HOW TO COMPLETE THIS TASK: How many of the lines below include the word "dingen"? Only the number should be given.

INPUT DATA:
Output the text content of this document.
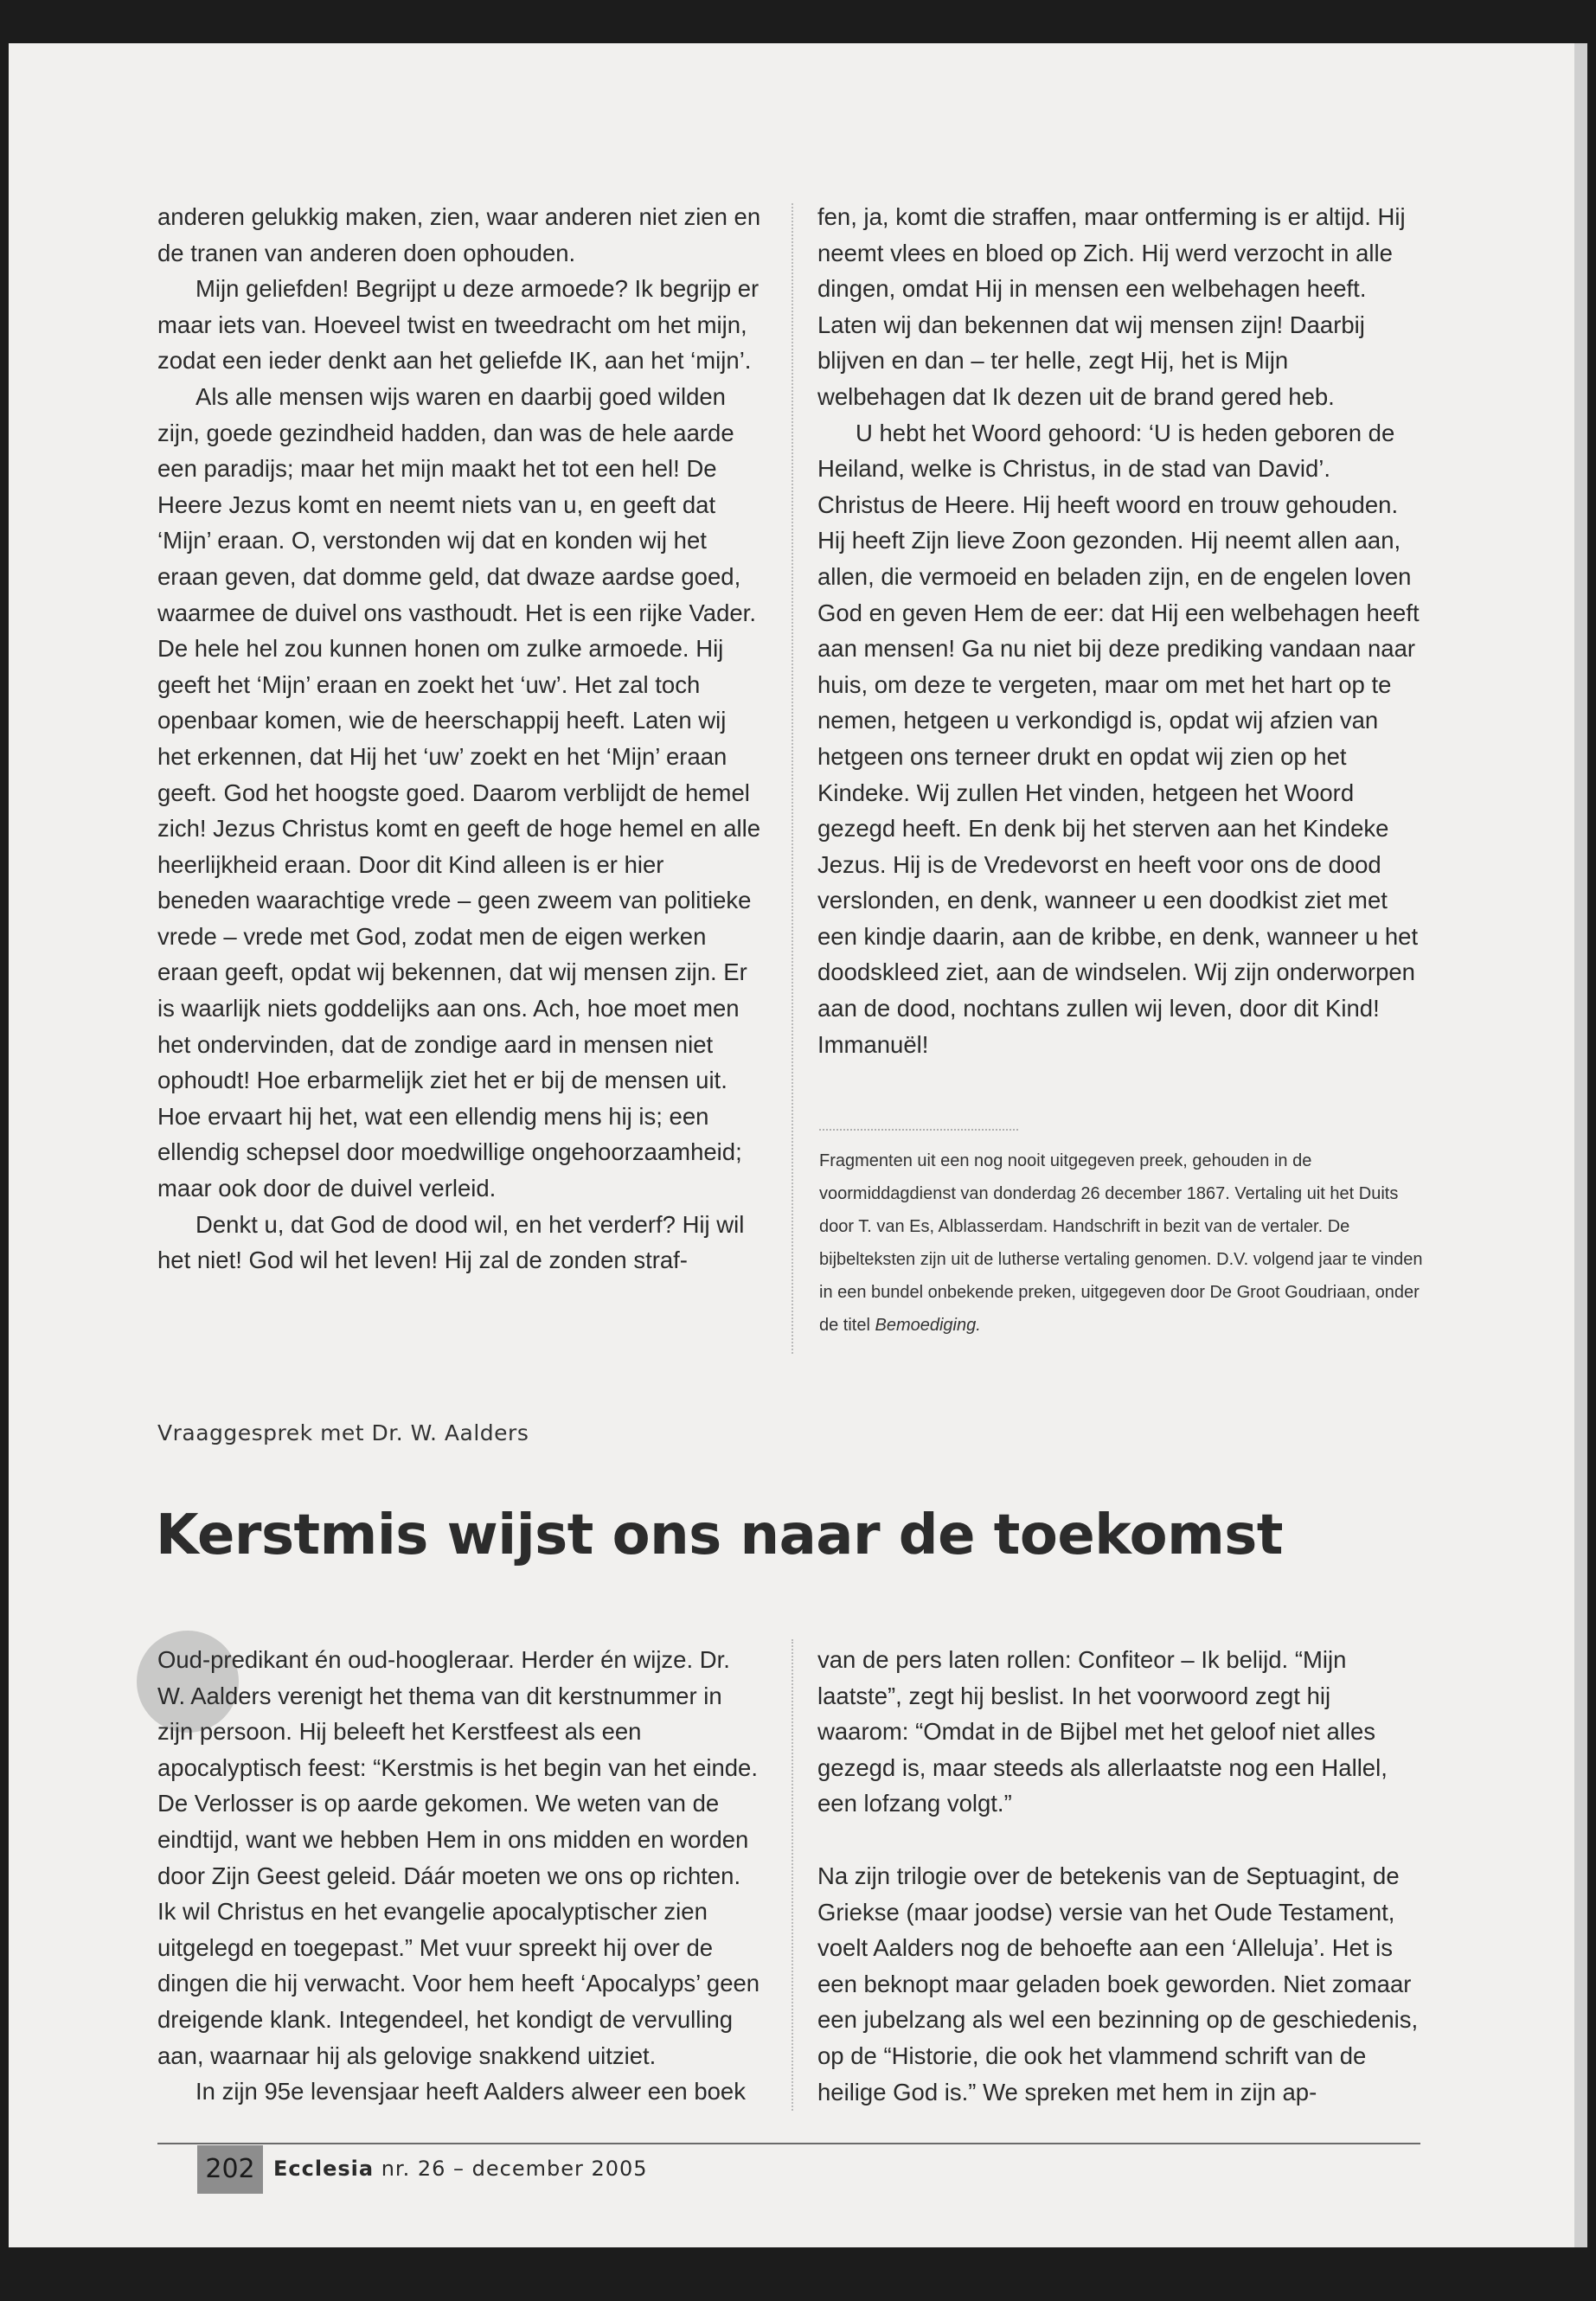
anderen gelukkig maken, zien, waar anderen niet zien en de tranen van anderen doen ophouden.

Mijn geliefden! Begrijpt u deze armoede? Ik begrijp er maar iets van. Hoeveel twist en tweedracht om het mijn, zodat een ieder denkt aan het geliefde IK, aan het ‘mijn’.

Als alle mensen wijs waren en daarbij goed wilden zijn, goede gezindheid hadden, dan was de hele aarde een paradijs; maar het mijn maakt het tot een hel! De Heere Jezus komt en neemt niets van u, en geeft dat ‘Mijn’ eraan. O, verstonden wij dat en konden wij het eraan geven, dat domme geld, dat dwaze aardse goed, waarmee de duivel ons vasthoudt. Het is een rijke Vader. De hele hel zou kunnen honen om zulke armoede. Hij geeft het ‘Mijn’ eraan en zoekt het ‘uw’. Het zal toch openbaar komen, wie de heerschappij heeft. Laten wij het erkennen, dat Hij het ‘uw’ zoekt en het ‘Mijn’ eraan geeft. God het hoogste goed. Daarom verblijdt de hemel zich! Jezus Christus komt en geeft de hoge hemel en alle heerlijkheid eraan. Door dit Kind alleen is er hier beneden waarachtige vrede – geen zweem van politieke vrede – vrede met God, zodat men de eigen werken eraan geeft, opdat wij bekennen, dat wij mensen zijn. Er is waarlijk niets goddelijks aan ons. Ach, hoe moet men het ondervinden, dat de zondige aard in mensen niet ophoudt! Hoe erbarmelijk ziet het er bij de mensen uit. Hoe ervaart hij het, wat een ellendig mens hij is; een ellendig schepsel door moedwillige ongehoorzaamheid; maar ook door de duivel verleid.

Denkt u, dat God de dood wil, en het verderf? Hij wil het niet! God wil het leven! Hij zal de zonden straf-

fen, ja, komt die straffen, maar ontferming is er altijd. Hij neemt vlees en bloed op Zich. Hij werd verzocht in alle dingen, omdat Hij in mensen een welbehagen heeft. Laten wij dan bekennen dat wij mensen zijn! Daarbij blijven en dan – ter helle, zegt Hij, het is Mijn welbehagen dat Ik dezen uit de brand gered heb.

U hebt het Woord gehoord: ‘U is heden geboren de Heiland, welke is Christus, in de stad van David’. Christus de Heere. Hij heeft woord en trouw gehouden. Hij heeft Zijn lieve Zoon gezonden. Hij neemt allen aan, allen, die vermoeid en beladen zijn, en de engelen loven God en geven Hem de eer: dat Hij een welbehagen heeft aan mensen! Ga nu niet bij deze prediking vandaan naar huis, om deze te vergeten, maar om met het hart op te nemen, hetgeen u verkondigd is, opdat wij afzien van hetgeen ons terneer drukt en opdat wij zien op het Kindeke. Wij zullen Het vinden, hetgeen het Woord gezegd heeft. En denk bij het sterven aan het Kindeke Jezus. Hij is de Vredevorst en heeft voor ons de dood verslonden, en denk, wanneer u een doodkist ziet met een kindje daarin, aan de kribbe, en denk, wanneer u het doodskleed ziet, aan de windselen. Wij zijn onderworpen aan de dood, nochtans zullen wij leven, door dit Kind! Immanuël!

Fragmenten uit een nog nooit uitgegeven preek, gehouden in de voormiddagdienst van donderdag 26 december 1867. Vertaling uit het Duits door T. van Es, Alblasserdam. Handschrift in bezit van de vertaler. De bijbelteksten zijn uit de lutherse vertaling genomen. D.V. volgend jaar te vinden in een bundel onbekende preken, uitgegeven door De Groot Goudriaan, onder de titel Bemoediging.
Vraaggesprek met Dr. W. Aalders
Kerstmis wijst ons naar de toekomst

Oud-predikant én oud-hoogleraar. Herder én wijze. Dr. W. Aalders verenigt het thema van dit kerstnummer in zijn persoon. Hij beleeft het Kerstfeest als een apocalyptisch feest: “Kerstmis is het begin van het einde. De Verlosser is op aarde gekomen. We weten van de eindtijd, want we hebben Hem in ons midden en worden door Zijn Geest geleid. Dáár moeten we ons op richten. Ik wil Christus en het evangelie apocalyptischer zien uitgelegd en toegepast.” Met vuur spreekt hij over de dingen die hij verwacht. Voor hem heeft ‘Apocalyps’ geen dreigende klank. Integendeel, het kondigt de vervulling aan, waarnaar hij als gelovige snakkend uitziet.

In zijn 95e levensjaar heeft Aalders alweer een boek

van de pers laten rollen: Confiteor – Ik belijd. “Mijn laatste”, zegt hij beslist. In het voorwoord zegt hij waarom: “Omdat in de Bijbel met het geloof niet alles gezegd is, maar steeds als allerlaatste nog een Hallel, een lofzang volgt.”

Na zijn trilogie over de betekenis van de Septuagint, de Griekse (maar joodse) versie van het Oude Testament, voelt Aalders nog de behoefte aan een ‘Alleluja’. Het is een beknopt maar geladen boek geworden. Niet zomaar een jubelzang als wel een bezinning op de geschiedenis, op de “Historie, die ook het vlammend schrift van de heilige God is.” We spreken met hem in zijn ap-

202 Ecclesia nr. 26 – december 2005
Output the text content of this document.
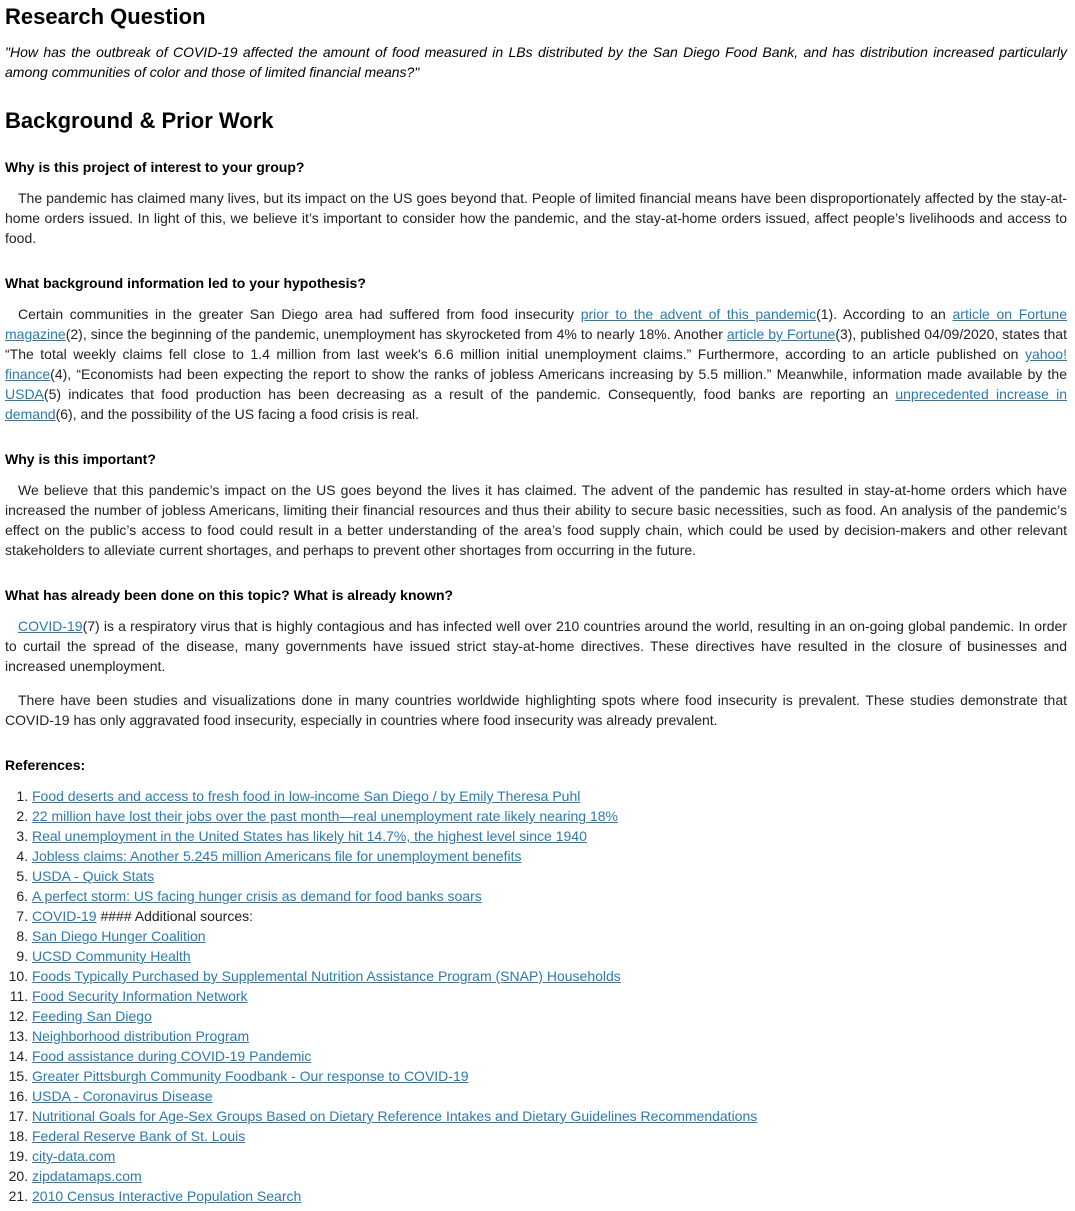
Research Question

"How has the outbreak of COVID-19 affected the amount of food measured in LBs distributed by the San Diego Food Bank, and has distribution increased particularly among communities of color and those of limited financial means?"

Background & Prior Work
Why is this project of interest to your group?

The pandemic has claimed many lives, but its impact on the US goes beyond that. People of limited financial means have been disproportionately affected by the stay-at-home orders issued. In light of this, we believe it’s important to consider how the pandemic, and the stay-at-home orders issued, affect people’s livelihoods and access to food.

What background information led to your hypothesis?

Certain communities in the greater San Diego area had suffered from food insecurity prior to the advent of this pandemic(1). According to an article on Fortune magazine(2), since the beginning of the pandemic, unemployment has skyrocketed from 4% to nearly 18%. Another article by Fortune(3), published 04/09/2020, states that “The total weekly claims fell close to 1.4 million from last week's 6.6 million initial unemployment claims.” Furthermore, according to an article published on yahoo! finance(4), “Economists had been expecting the report to show the ranks of jobless Americans increasing by 5.5 million.” Meanwhile, information made available by the USDA(5) indicates that food production has been decreasing as a result of the pandemic. Consequently, food banks are reporting an unprecedented increase in demand(6), and the possibility of the US facing a food crisis is real.

Why is this important?

We believe that this pandemic’s impact on the US goes beyond the lives it has claimed. The advent of the pandemic has resulted in stay-at-home orders which have increased the number of jobless Americans, limiting their financial resources and thus their ability to secure basic necessities, such as food. An analysis of the pandemic’s effect on the public’s access to food could result in a better understanding of the area’s food supply chain, which could be used by decision-makers and other relevant stakeholders to alleviate current shortages, and perhaps to prevent other shortages from occurring in the future.

What has already been done on this topic? What is already known?

COVID-19(7) is a respiratory virus that is highly contagious and has infected well over 210 countries around the world, resulting in an on-going global pandemic. In order to curtail the spread of the disease, many governments have issued strict stay-at-home directives. These directives have resulted in the closure of businesses and increased unemployment.

There have been studies and visualizations done in many countries worldwide highlighting spots where food insecurity is prevalent. These studies demonstrate that COVID-19 has only aggravated food insecurity, especially in countries where food insecurity was already prevalent.

References:
1. Food deserts and access to fresh food in low-income San Diego / by Emily Theresa Puhl
2. 22 million have lost their jobs over the past month—real unemployment rate likely nearing 18%
3. Real unemployment in the United States has likely hit 14.7%, the highest level since 1940
4. Jobless claims: Another 5.245 million Americans file for unemployment benefits
5. USDA - Quick Stats
6. A perfect storm: US facing hunger crisis as demand for food banks soars
7. COVID-19 #### Additional sources:
8. San Diego Hunger Coalition
9. UCSD Community Health
10. Foods Typically Purchased by Supplemental Nutrition Assistance Program (SNAP) Households
11. Food Security Information Network
12. Feeding San Diego
13. Neighborhood distribution Program
14. Food assistance during COVID-19 Pandemic
15. Greater Pittsburgh Community Foodbank - Our response to COVID-19
16. USDA - Coronavirus Disease
17. Nutritional Goals for Age-Sex Groups Based on Dietary Reference Intakes and Dietary Guidelines Recommendations
18. Federal Reserve Bank of St. Louis
19. city-data.com
20. zipdatamaps.com
21. 2010 Census Interactive Population Search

SOLUTION TO THIS PROBLEM: 2